**INSTRUCTIONS TO FOLLOW**.
Quote the whole listing exactly. Leave the pictures out of your copy.

**THE INPUT**.
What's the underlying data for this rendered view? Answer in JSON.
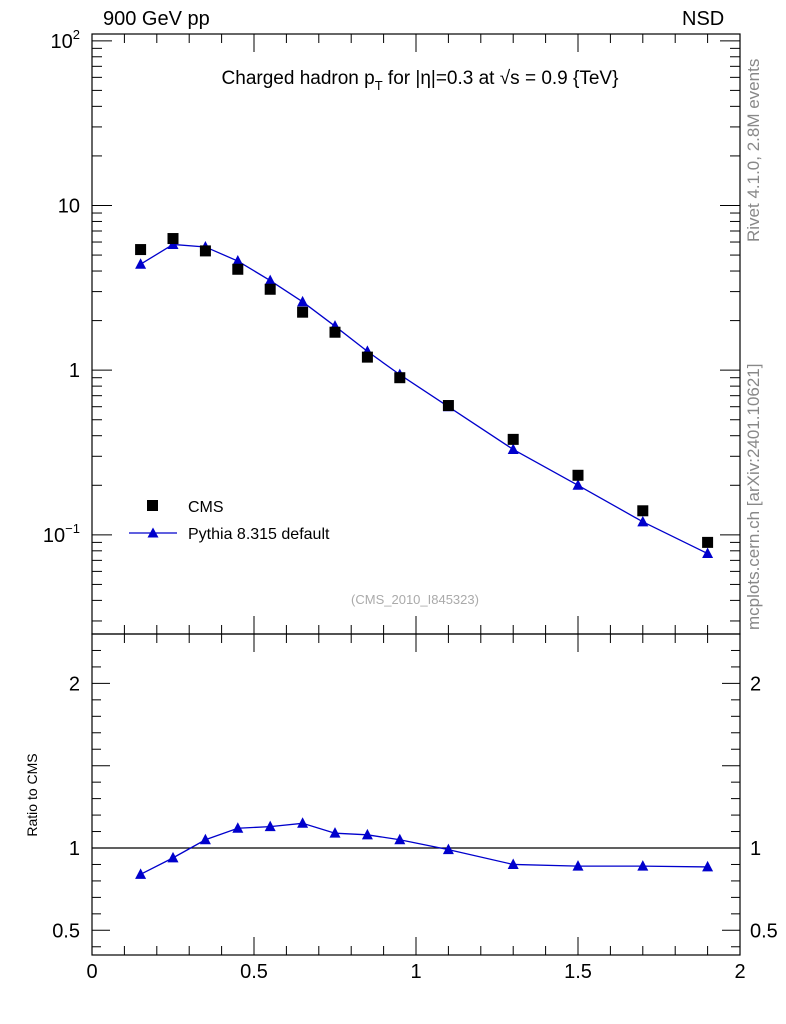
{
  "header": {
    "left": "900 GeV pp",
    "right": "NSD"
  },
  "side": {
    "rivet": "Rivet 4.1.0,  2.8M events",
    "mcplots": "mcplots.cern.ch [arXiv:2401.10621]"
  },
  "chart_data": [
    {
      "type": "scatter",
      "panel": "main",
      "title": "Charged hadron p_T for |η|=0.3 at √s = 0.9 {TeV}",
      "title_parts": {
        "main": "Charged hadron p",
        "sub": "T",
        "rest": " for |η|=0.3 at √s = 0.9 {TeV}"
      },
      "yscale": "log",
      "xlim": [
        0,
        2
      ],
      "ylim": [
        0.025,
        110
      ],
      "yticks": [
        {
          "value": 0.1,
          "label": "10",
          "sup": "−1"
        },
        {
          "value": 1,
          "label": "1",
          "sup": ""
        },
        {
          "value": 10,
          "label": "10",
          "sup": ""
        },
        {
          "value": 100,
          "label": "10",
          "sup": "2"
        }
      ],
      "watermark": "(CMS_2010_I845323)",
      "legend_position": "lower-left",
      "series": [
        {
          "name": "CMS",
          "style": "square-marker",
          "color": "#000000",
          "x": [
            0.15,
            0.25,
            0.35,
            0.45,
            0.55,
            0.65,
            0.75,
            0.85,
            0.95,
            1.1,
            1.3,
            1.5,
            1.7,
            1.9
          ],
          "y": [
            5.4,
            6.3,
            5.3,
            4.1,
            3.1,
            2.25,
            1.7,
            1.2,
            0.9,
            0.61,
            0.38,
            0.23,
            0.14,
            0.09
          ]
        },
        {
          "name": "Pythia 8.315 default",
          "style": "triangle-line",
          "color": "#0000cc",
          "x": [
            0.15,
            0.25,
            0.35,
            0.45,
            0.55,
            0.65,
            0.75,
            0.85,
            0.95,
            1.1,
            1.3,
            1.5,
            1.7,
            1.9
          ],
          "y": [
            4.4,
            5.8,
            5.6,
            4.6,
            3.5,
            2.6,
            1.85,
            1.3,
            0.94,
            0.6,
            0.33,
            0.2,
            0.12,
            0.077
          ]
        }
      ]
    },
    {
      "type": "line",
      "panel": "ratio",
      "ylabel": "Ratio to CMS",
      "xlim": [
        0,
        2
      ],
      "ylim": [
        0.35,
        2.3
      ],
      "yticks": [
        {
          "value": 0.5,
          "label": "0.5"
        },
        {
          "value": 1,
          "label": "1"
        },
        {
          "value": 2,
          "label": "2"
        }
      ],
      "xticks": [
        {
          "value": 0,
          "label": "0"
        },
        {
          "value": 0.5,
          "label": "0.5"
        },
        {
          "value": 1,
          "label": "1"
        },
        {
          "value": 1.5,
          "label": "1.5"
        },
        {
          "value": 2,
          "label": "2"
        }
      ],
      "reference": 1,
      "series": [
        {
          "name": "Pythia 8.315 default",
          "color": "#0000cc",
          "x": [
            0.15,
            0.25,
            0.35,
            0.45,
            0.55,
            0.65,
            0.75,
            0.85,
            0.95,
            1.1,
            1.3,
            1.5,
            1.7,
            1.9
          ],
          "y": [
            0.84,
            0.94,
            1.05,
            1.12,
            1.13,
            1.15,
            1.09,
            1.08,
            1.05,
            0.99,
            0.9,
            0.89,
            0.89,
            0.885
          ]
        }
      ]
    }
  ]
}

**ANSWER BELOW**.
What's the underlying data for this rendered view? Answer in JSON.
{
  "header": {
    "left": "900 GeV pp",
    "right": "NSD"
  },
  "side": {
    "rivet": "Rivet 4.1.0,  2.8M events",
    "mcplots": "mcplots.cern.ch [arXiv:2401.10621]"
  },
  "chart_data": [
    {
      "type": "scatter",
      "panel": "main",
      "title": "Charged hadron p_T for |η|=0.3 at √s = 0.9 {TeV}",
      "title_parts": {
        "main": "Charged hadron p",
        "sub": "T",
        "rest": " for |η|=0.3 at √s = 0.9 {TeV}"
      },
      "yscale": "log",
      "xlim": [
        0,
        2
      ],
      "ylim": [
        0.025,
        110
      ],
      "yticks": [
        {
          "value": 0.1,
          "label": "10",
          "sup": "−1"
        },
        {
          "value": 1,
          "label": "1",
          "sup": ""
        },
        {
          "value": 10,
          "label": "10",
          "sup": ""
        },
        {
          "value": 100,
          "label": "10",
          "sup": "2"
        }
      ],
      "watermark": "(CMS_2010_I845323)",
      "legend_position": "lower-left",
      "series": [
        {
          "name": "CMS",
          "style": "square-marker",
          "color": "#000000",
          "x": [
            0.15,
            0.25,
            0.35,
            0.45,
            0.55,
            0.65,
            0.75,
            0.85,
            0.95,
            1.1,
            1.3,
            1.5,
            1.7,
            1.9
          ],
          "y": [
            5.4,
            6.3,
            5.3,
            4.1,
            3.1,
            2.25,
            1.7,
            1.2,
            0.9,
            0.61,
            0.38,
            0.23,
            0.14,
            0.09
          ]
        },
        {
          "name": "Pythia 8.315 default",
          "style": "triangle-line",
          "color": "#0000cc",
          "x": [
            0.15,
            0.25,
            0.35,
            0.45,
            0.55,
            0.65,
            0.75,
            0.85,
            0.95,
            1.1,
            1.3,
            1.5,
            1.7,
            1.9
          ],
          "y": [
            4.4,
            5.8,
            5.6,
            4.6,
            3.5,
            2.6,
            1.85,
            1.3,
            0.94,
            0.6,
            0.33,
            0.2,
            0.12,
            0.077
          ]
        }
      ]
    },
    {
      "type": "line",
      "panel": "ratio",
      "ylabel": "Ratio to CMS",
      "xlim": [
        0,
        2
      ],
      "ylim": [
        0.35,
        2.3
      ],
      "yticks": [
        {
          "value": 0.5,
          "label": "0.5"
        },
        {
          "value": 1,
          "label": "1"
        },
        {
          "value": 2,
          "label": "2"
        }
      ],
      "xticks": [
        {
          "value": 0,
          "label": "0"
        },
        {
          "value": 0.5,
          "label": "0.5"
        },
        {
          "value": 1,
          "label": "1"
        },
        {
          "value": 1.5,
          "label": "1.5"
        },
        {
          "value": 2,
          "label": "2"
        }
      ],
      "reference": 1,
      "series": [
        {
          "name": "Pythia 8.315 default",
          "color": "#0000cc",
          "x": [
            0.15,
            0.25,
            0.35,
            0.45,
            0.55,
            0.65,
            0.75,
            0.85,
            0.95,
            1.1,
            1.3,
            1.5,
            1.7,
            1.9
          ],
          "y": [
            0.84,
            0.94,
            1.05,
            1.12,
            1.13,
            1.15,
            1.09,
            1.08,
            1.05,
            0.99,
            0.9,
            0.89,
            0.89,
            0.885
          ]
        }
      ]
    }
  ]
}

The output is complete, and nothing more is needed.